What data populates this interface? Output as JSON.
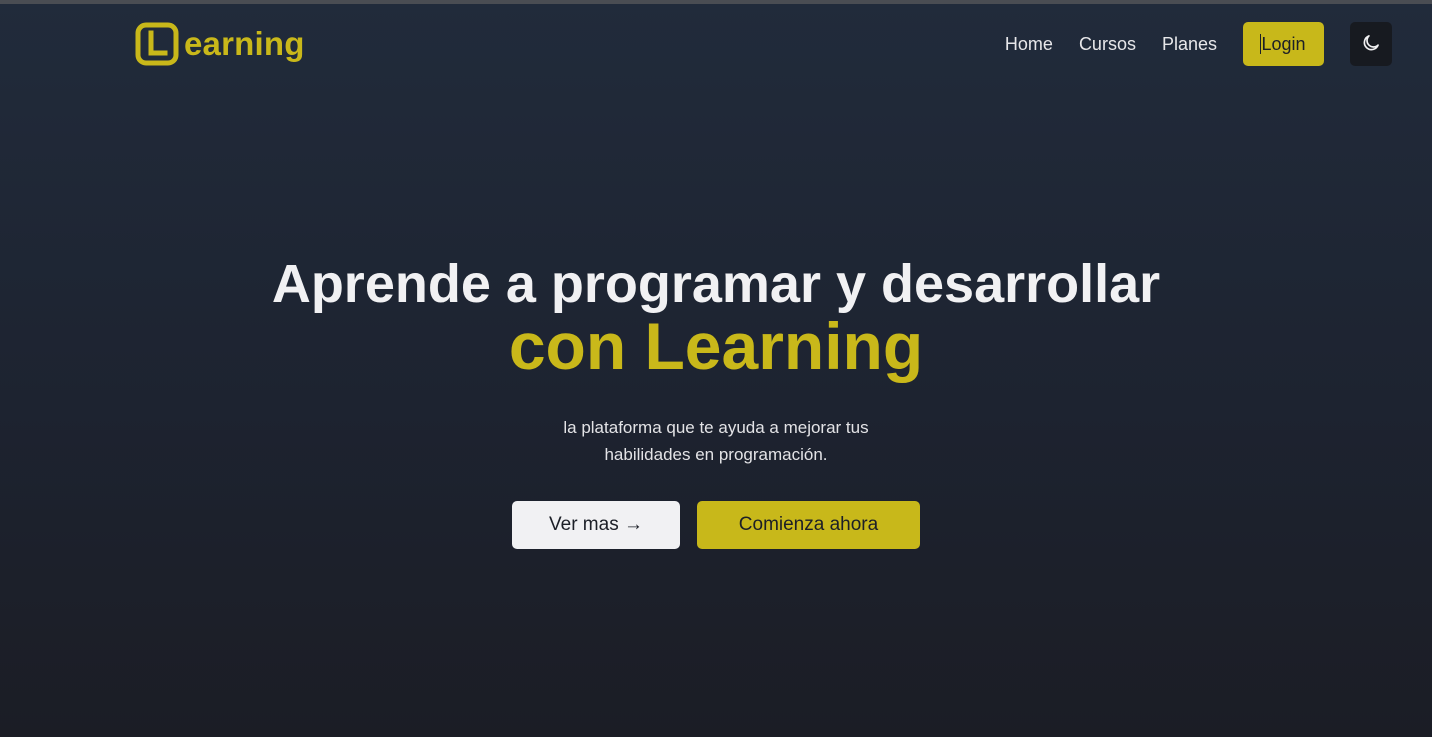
{
  "brand": {
    "logo_letter": "L",
    "name": "earning",
    "color": "#c9b81a"
  },
  "nav": {
    "links": [
      {
        "label": "Home"
      },
      {
        "label": "Cursos"
      },
      {
        "label": "Planes"
      }
    ],
    "login_label": "Login",
    "theme_icon": "moon-icon"
  },
  "hero": {
    "title": "Aprende a programar y desarrollar",
    "title_accent": "con Learning",
    "subtitle": "la plataforma que te ayuda a mejorar tus habilidades en programación.",
    "secondary_button": "Ver mas →",
    "primary_button": "Comienza ahora"
  },
  "colors": {
    "accent": "#c8b81a",
    "background_top": "#212b3b",
    "background_bottom": "#1b1d25",
    "light_button": "#f1f1f3"
  }
}
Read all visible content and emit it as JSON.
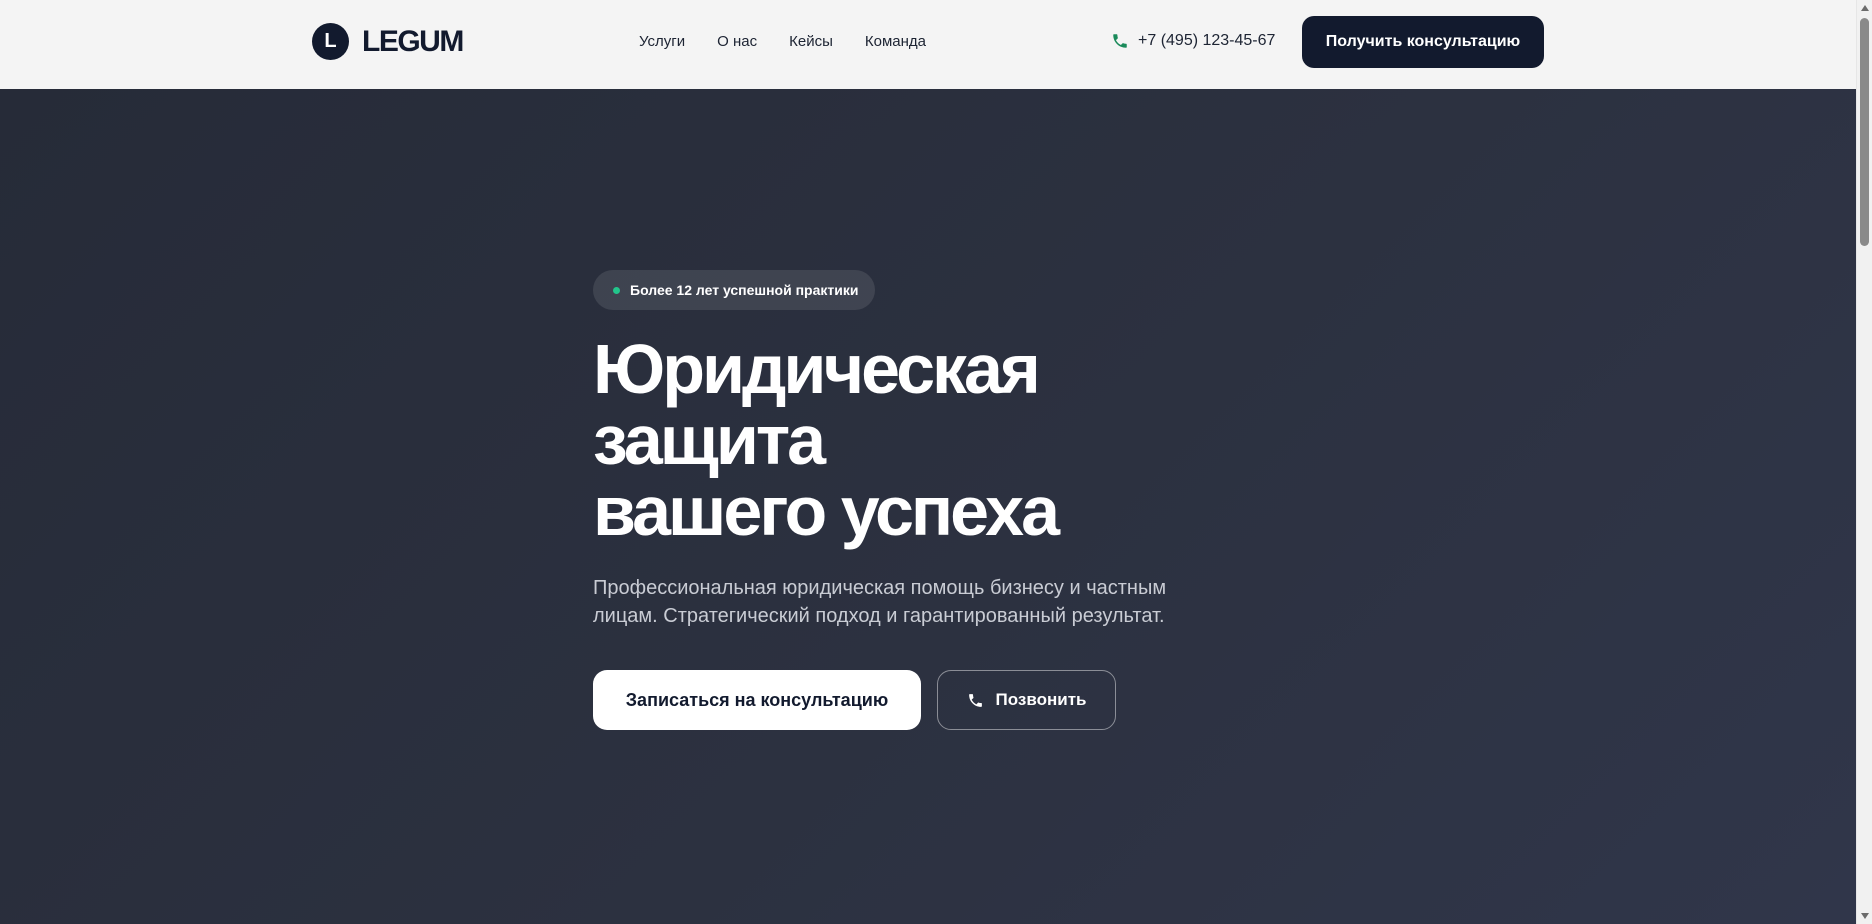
{
  "header": {
    "logo_letter": "L",
    "logo_text": "LEGUM",
    "nav": [
      {
        "label": "Услуги"
      },
      {
        "label": "О нас"
      },
      {
        "label": "Кейсы"
      },
      {
        "label": "Команда"
      }
    ],
    "phone": "+7 (495) 123-45-67",
    "cta_label": "Получить консультацию"
  },
  "hero": {
    "badge": "Более 12 лет успешной практики",
    "title_lines": [
      "Юридическая",
      "защита",
      "вашего успеха"
    ],
    "subtitle_lines": [
      "Профессиональная юридическая помощь бизнесу и частным",
      "лицам. Стратегический подход и гарантированный результат."
    ],
    "primary_button": "Записаться на консультацию",
    "secondary_button": "Позвонить"
  },
  "icons": {
    "phone": "phone-icon",
    "badge_dot": "status-dot-icon",
    "scroll_up": "arrow-up-icon",
    "scroll_down": "arrow-down-icon"
  },
  "colors": {
    "brand_dark": "#121a2e",
    "accent_green": "#22c58b",
    "phone_icon_green": "#1a8a5a",
    "hero_bg": "#2a2f3d",
    "header_bg": "#f4f4f4"
  }
}
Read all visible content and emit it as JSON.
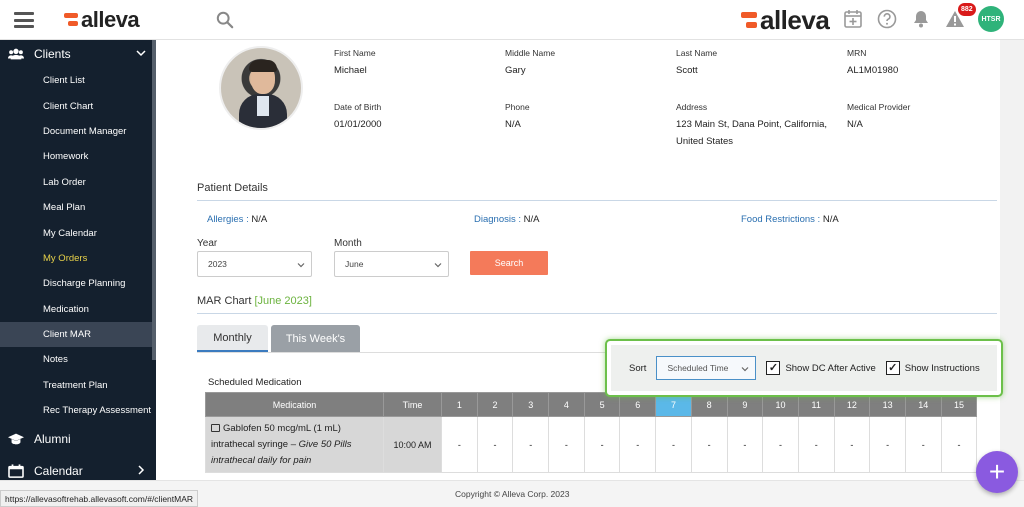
{
  "header": {
    "logo_small": "alleva",
    "logo_big": "alleva",
    "notification_count": "882",
    "user_initials": "HTSR"
  },
  "sidebar": {
    "clients_label": "Clients",
    "items": [
      "Client List",
      "Client Chart",
      "Document Manager",
      "Homework",
      "Lab Order",
      "Meal Plan",
      "My Calendar",
      "My Orders",
      "Discharge Planning",
      "Medication",
      "Client MAR",
      "Notes",
      "Treatment Plan",
      "Rec Therapy Assessment"
    ],
    "alumni_label": "Alumni",
    "calendar_label": "Calendar"
  },
  "client": {
    "first_name_label": "First Name",
    "first_name": "Michael",
    "middle_name_label": "Middle Name",
    "middle_name": "Gary",
    "last_name_label": "Last Name",
    "last_name": "Scott",
    "mrn_label": "MRN",
    "mrn": "AL1M01980",
    "dob_label": "Date of Birth",
    "dob": "01/01/2000",
    "phone_label": "Phone",
    "phone": "N/A",
    "address_label": "Address",
    "address_line1": "123 Main St, Dana Point, California,",
    "address_line2": "United States",
    "provider_label": "Medical Provider",
    "provider": "N/A"
  },
  "patient_details": {
    "title": "Patient Details",
    "allergies_label": "Allergies :",
    "allergies": " N/A",
    "diagnosis_label": "Diagnosis :",
    "diagnosis": " N/A",
    "food_label": "Food Restrictions :",
    "food": " N/A"
  },
  "filters": {
    "year_label": "Year",
    "year_value": "2023",
    "month_label": "Month",
    "month_value": "June",
    "search_label": "Search"
  },
  "mar": {
    "title": "MAR Chart ",
    "month": "[June 2023]",
    "tab_monthly": "Monthly",
    "tab_week": "This Week's",
    "scheduled_label": "Scheduled Medication",
    "sort_label": "Sort",
    "sort_value": "Scheduled Time",
    "show_dc_label": "Show DC After Active",
    "show_instructions_label": "Show Instructions",
    "check_mark": "✓",
    "columns": {
      "medication": "Medication",
      "time": "Time",
      "days": [
        "1",
        "2",
        "3",
        "4",
        "5",
        "6",
        "7",
        "8",
        "9",
        "10",
        "11",
        "12",
        "13",
        "14",
        "15"
      ]
    },
    "today_index": 6,
    "row": {
      "med_line1": "Gablofen 50 mcg/mL (1 mL)",
      "med_line2": "intrathecal syringe – ",
      "med_instr1": "Give 50 Pills",
      "med_instr2": "intrathecal daily for pain",
      "time": "10:00 AM",
      "cell": "-"
    }
  },
  "footer": {
    "copyright": "Copyright © Alleva Corp. 2023",
    "status_url": "https://allevasoftrehab.allevasoft.com/#/clientMAR",
    "fab": "+"
  }
}
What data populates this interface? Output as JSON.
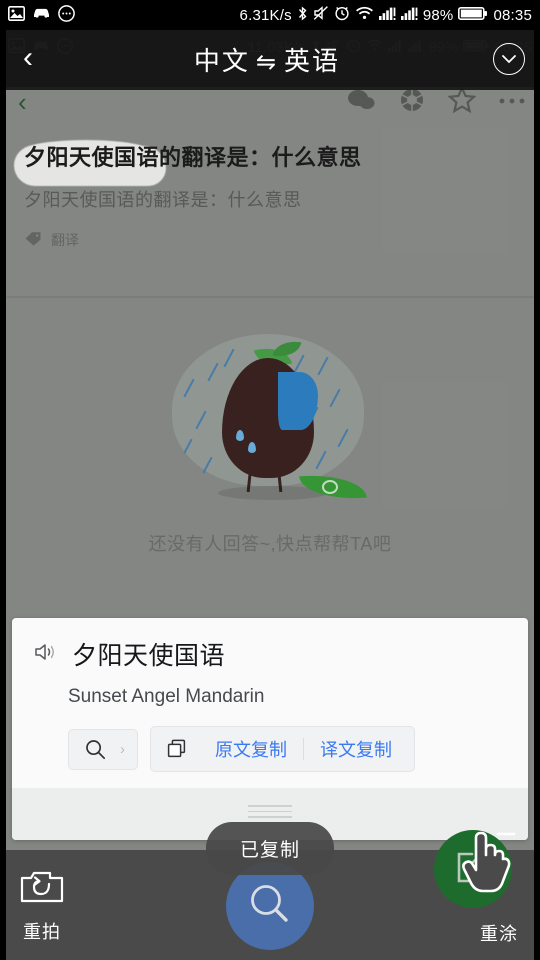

■ WRITTEN REQUEST ■
Your task is to repeat the data above exactly while excluding the pictures.

■ WRITTEN REPLY ■
What data populates this interface? Output as JSON.
{
  "brand": {
    "logo_letter": "L",
    "name": "earning",
    "color": "#c9b81a"
  },
  "nav": {
    "links": [
      {
        "label": "Home"
      },
      {
        "label": "Cursos"
      },
      {
        "label": "Planes"
      }
    ],
    "login_label": "Login",
    "theme_icon": "moon-icon"
  },
  "hero": {
    "title": "Aprende a programar y desarrollar",
    "title_accent": "con Learning",
    "subtitle": "la plataforma que te ayuda a mejorar tus habilidades en programación.",
    "secondary_button": "Ver mas →",
    "primary_button": "Comienza ahora"
  },
  "colors": {
    "accent": "#c8b81a",
    "background_top": "#212b3b",
    "background_bottom": "#1b1d25",
    "light_button": "#f1f1f3"
  }
}
Read all visible content and emit it as JSON.
{
  "header": {
    "logo_letter": "L",
    "logo_text": "LEGUM",
    "nav": [
      {
        "label": "Услуги"
      },
      {
        "label": "О нас"
      },
      {
        "label": "Кейсы"
      },
      {
        "label": "Команда"
      }
    ],
    "phone": "+7 (495) 123-45-67",
    "cta_label": "Получить консультацию"
  },
  "hero": {
    "badge": "Более 12 лет успешной практики",
    "title_lines": [
      "Юридическая",
      "защита",
      "вашего успеха"
    ],
    "subtitle_lines": [
      "Профессиональная юридическая помощь бизнесу и частным",
      "лицам. Стратегический подход и гарантированный результат."
    ],
    "primary_button": "Записаться на консультацию",
    "secondary_button": "Позвонить"
  },
  "icons": {
    "phone": "phone-icon",
    "badge_dot": "status-dot-icon",
    "scroll_up": "arrow-up-icon",
    "scroll_down": "arrow-down-icon"
  },
  "colors": {
    "brand_dark": "#121a2e",
    "accent_green": "#22c58b",
    "phone_icon_green": "#1a8a5a",
    "hero_bg": "#2a2f3d",
    "header_bg": "#f4f4f4"
  }
}
Read all visible content and emit it as JSON.
{
  "header": {
    "logo_small": "alleva",
    "logo_big": "alleva",
    "notification_count": "882",
    "user_initials": "HTSR"
  },
  "sidebar": {
    "clients_label": "Clients",
    "items": [
      "Client List",
      "Client Chart",
      "Document Manager",
      "Homework",
      "Lab Order",
      "Meal Plan",
      "My Calendar",
      "My Orders",
      "Discharge Planning",
      "Medication",
      "Client MAR",
      "Notes",
      "Treatment Plan",
      "Rec Therapy Assessment"
    ],
    "alumni_label": "Alumni",
    "calendar_label": "Calendar"
  },
  "client": {
    "first_name_label": "First Name",
    "first_name": "Michael",
    "middle_name_label": "Middle Name",
    "middle_name": "Gary",
    "last_name_label": "Last Name",
    "last_name": "Scott",
    "mrn_label": "MRN",
    "mrn": "AL1M01980",
    "dob_label": "Date of Birth",
    "dob": "01/01/2000",
    "phone_label": "Phone",
    "phone": "N/A",
    "address_label": "Address",
    "address_line1": "123 Main St, Dana Point, California,",
    "address_line2": "United States",
    "provider_label": "Medical Provider",
    "provider": "N/A"
  },
  "patient_details": {
    "title": "Patient Details",
    "allergies_label": "Allergies :",
    "allergies": " N/A",
    "diagnosis_label": "Diagnosis :",
    "diagnosis": " N/A",
    "food_label": "Food Restrictions :",
    "food": " N/A"
  },
  "filters": {
    "year_label": "Year",
    "year_value": "2023",
    "month_label": "Month",
    "month_value": "June",
    "search_label": "Search"
  },
  "mar": {
    "title": "MAR Chart ",
    "month": "[June 2023]",
    "tab_monthly": "Monthly",
    "tab_week": "This Week's",
    "scheduled_label": "Scheduled Medication",
    "sort_label": "Sort",
    "sort_value": "Scheduled Time",
    "show_dc_label": "Show DC After Active",
    "show_instructions_label": "Show Instructions",
    "check_mark": "✓",
    "columns": {
      "medication": "Medication",
      "time": "Time",
      "days": [
        "1",
        "2",
        "3",
        "4",
        "5",
        "6",
        "7",
        "8",
        "9",
        "10",
        "11",
        "12",
        "13",
        "14",
        "15"
      ]
    },
    "today_index": 6,
    "row": {
      "med_line1": "Gablofen 50 mcg/mL (1 mL)",
      "med_line2": "intrathecal syringe – ",
      "med_instr1": "Give 50 Pills",
      "med_instr2": "intrathecal daily for pain",
      "time": "10:00 AM",
      "cell": "-"
    }
  },
  "footer": {
    "copyright": "Copyright © Alleva Corp. 2023",
    "status_url": "https://allevasoftrehab.allevasoft.com/#/clientMAR",
    "fab": "+"
  }
}
What data populates this interface? Output as JSON.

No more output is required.